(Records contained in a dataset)

==================================================

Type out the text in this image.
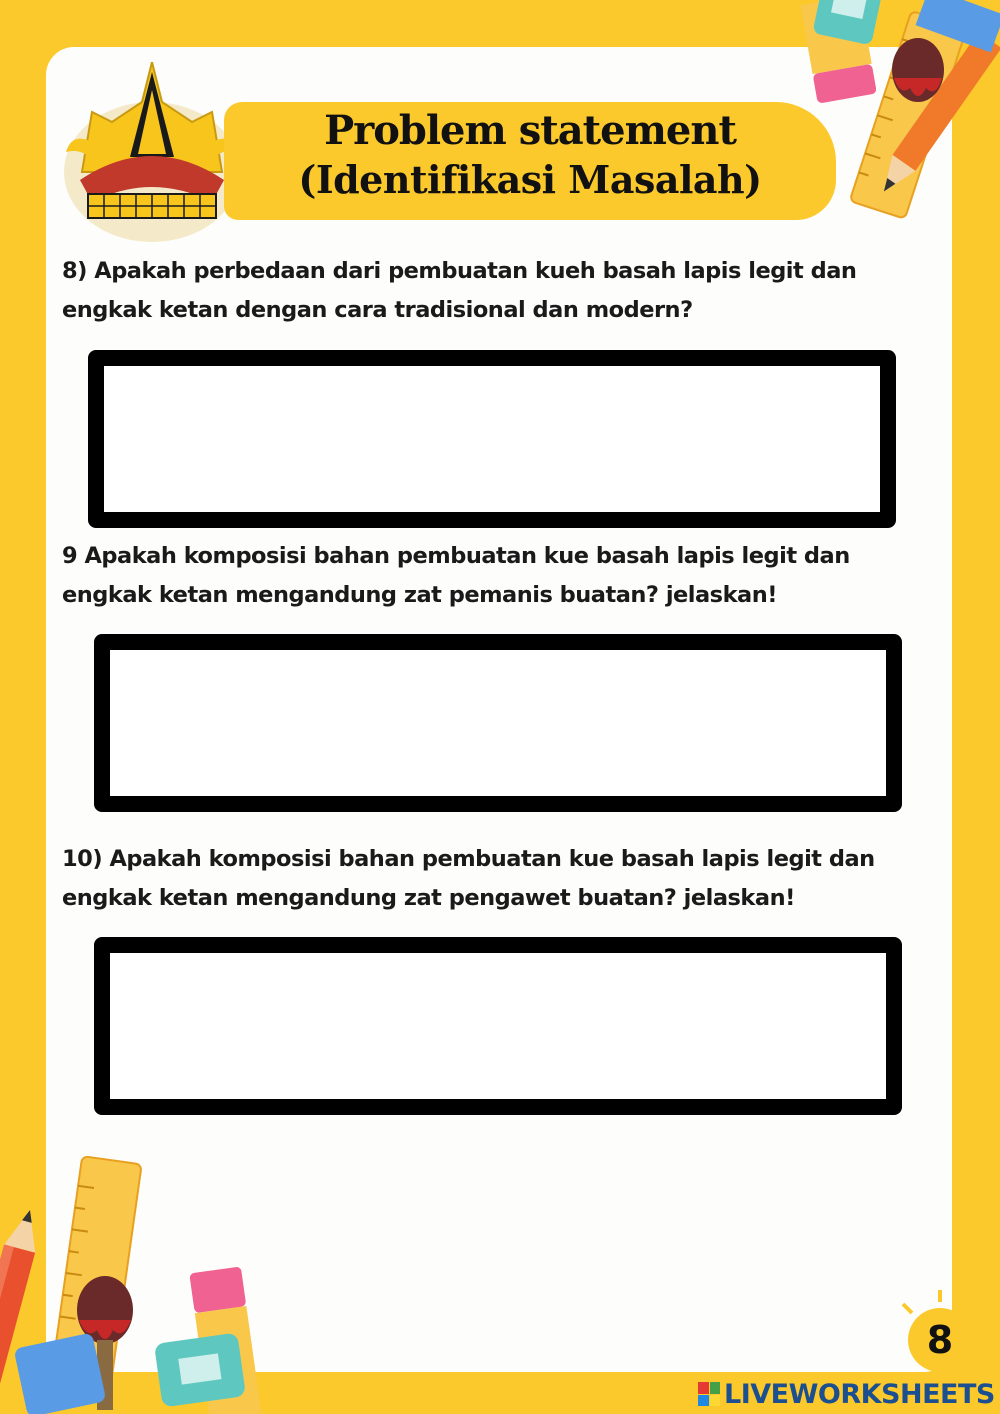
Problem statement
(Identifikasi Masalah)
8) Apakah perbedaan dari pembuatan kueh basah lapis legit dan engkak ketan dengan cara tradisional dan modern?
9 Apakah komposisi bahan pembuatan kue basah lapis legit dan engkak ketan mengandung zat pemanis buatan? jelaskan!
10) Apakah komposisi bahan pembuatan kue basah lapis legit dan engkak ketan mengandung zat pengawet buatan? jelaskan!
8
LIVEWORKSHEETS
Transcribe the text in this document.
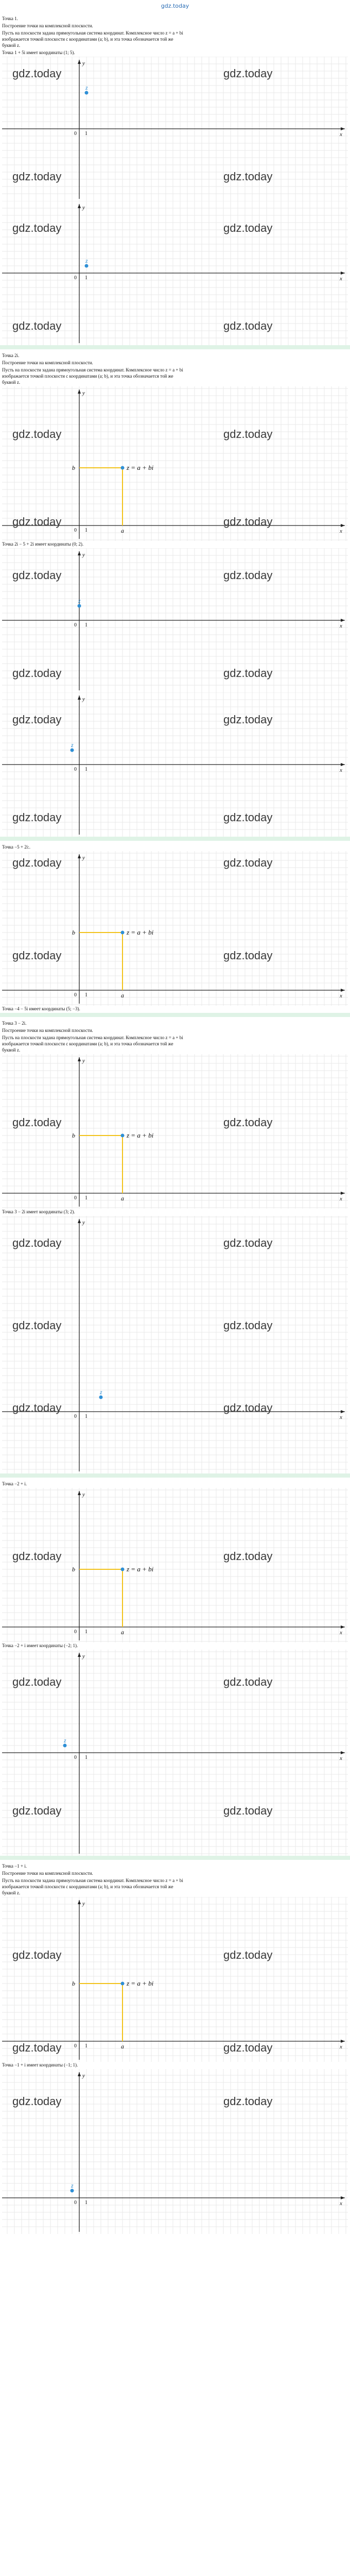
gdz.today
Точка 1.
Построение точки на комплексной плоскости.
Пусть на плоскости задана прямоугольная система координат. Комплексное число z = a + bi изображается точкой плоскости с координатами (a; b), и эта точка обозначается той же буквой z.
Точка 1 + 5i имеет координаты (1; 5).
y
x
0 1
z
gdz.today	gdz.today
gdz.today	gdz.today
y
x
0 1
z
gdz.today	gdz.today
gdz.today	gdz.today
Точка 2i.
Построение точки на комплексной плоскости.
Пусть на плоскости задана прямоугольная система координат. Комплексное число z = a + bi изображается точкой плоскости с координатами (a; b), и эта точка обозначается той же буквой z.
y
x
0 1
z = a + bi
b
a
gdz.today	gdz.today
gdz.today	gdz.today
Точка 2i − 5 + 2i имеет координаты (0; 2).
y
x
0 1
z
gdz.today	gdz.today
gdz.today	gdz.today
y
x
0 1
z
gdz.today	gdz.today
gdz.today	gdz.today
Точка −5 + 2i:.
y
x
0 1
z = a + bi
b
a
gdz.today	gdz.today
gdz.today	gdz.today
Точка −4 − 5i имеет координаты (5; −3).
Точка 3 − 2i.
Построение точки на комплексной плоскости.
Пусть на плоскости задана прямоугольная система координат. Комплексное число z = a + bi изображается точкой плоскости с координатами (a; b), и эта точка обозначается той же буквой z.
y
x
0 1
z = a + bi
b
a
gdz.today	gdz.today
Точка 3 − 2i имеет координаты (3; 2).
y
x
0 1
z
gdz.today	gdz.today
gdz.today	gdz.today
gdz.today	gdz.today
Точка −2 + i.
y
x
0 1
z = a + bi
b
a
gdz.today	gdz.today
Точка −2 + i имеет координаты (−2; 1).
y
x
0 1
z
gdz.today	gdz.today
gdz.today	gdz.today
Точка −1 + i.
Построение точки на комплексной плоскости.
Пусть на плоскости задана прямоугольная система координат. Комплексное число z = a + bi изображается точкой плоскости с координатами (a; b), и эта точка обозначается той же буквой z.
y
x
0 1
z = a + bi
b
a
gdz.today	gdz.today
gdz.today	gdz.today
Точка −1 + i имеет координаты (−1; 1).
y
x
0 1
z
gdz.today	gdz.today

==================================================

Short problem:
Repeat all of the records verbatim, leaving out the pictures.

Correct response:
Type out the text in this image.
Problem statement
(Identifikasi Masalah)
8) Apakah perbedaan dari pembuatan kueh basah lapis legit dan engkak ketan dengan cara tradisional dan modern?
9 Apakah komposisi bahan pembuatan kue basah lapis legit dan engkak ketan mengandung zat pemanis buatan? jelaskan!
10) Apakah komposisi bahan pembuatan kue basah lapis legit dan engkak ketan mengandung zat pengawet buatan? jelaskan!
8
LIVEWORKSHEETS
Transcribe the text in this document.
gdz.today
Точка 1.
Построение точки на комплексной плоскости.
Пусть на плоскости задана прямоугольная система координат. Комплексное число z = a + bi изображается точкой плоскости с координатами (a; b), и эта точка обозначается той же буквой z.
Точка 1 + 5i имеет координаты (1; 5).
y
x
0 1
z
gdz.today	gdz.today
gdz.today	gdz.today
y
x
0 1
z
gdz.today	gdz.today
gdz.today	gdz.today
Точка 2i.
Построение точки на комплексной плоскости.
Пусть на плоскости задана прямоугольная система координат. Комплексное число z = a + bi изображается точкой плоскости с координатами (a; b), и эта точка обозначается той же буквой z.
y
x
0 1
z = a + bi
b
a
gdz.today	gdz.today
gdz.today	gdz.today
Точка 2i − 5 + 2i имеет координаты (0; 2).
y
x
0 1
z
gdz.today	gdz.today
gdz.today	gdz.today
y
x
0 1
z
gdz.today	gdz.today
gdz.today	gdz.today
Точка −5 + 2i:.
y
x
0 1
z = a + bi
b
a
gdz.today	gdz.today
gdz.today	gdz.today
Точка −4 − 5i имеет координаты (5; −3).
Точка 3 − 2i.
Построение точки на комплексной плоскости.
Пусть на плоскости задана прямоугольная система координат. Комплексное число z = a + bi изображается точкой плоскости с координатами (a; b), и эта точка обозначается той же буквой z.
y
x
0 1
z = a + bi
b
a
gdz.today	gdz.today
Точка 3 − 2i имеет координаты (3; 2).
y
x
0 1
z
gdz.today	gdz.today
gdz.today	gdz.today
gdz.today	gdz.today
Точка −2 + i.
y
x
0 1
z = a + bi
b
a
gdz.today	gdz.today
Точка −2 + i имеет координаты (−2; 1).
y
x
0 1
z
gdz.today	gdz.today
gdz.today	gdz.today
Точка −1 + i.
Построение точки на комплексной плоскости.
Пусть на плоскости задана прямоугольная система координат. Комплексное число z = a + bi изображается точкой плоскости с координатами (a; b), и эта точка обозначается той же буквой z.
y
x
0 1
z = a + bi
b
a
gdz.today	gdz.today
gdz.today	gdz.today
Точка −1 + i имеет координаты (−1; 1).
y
x
0 1
z
gdz.today	gdz.today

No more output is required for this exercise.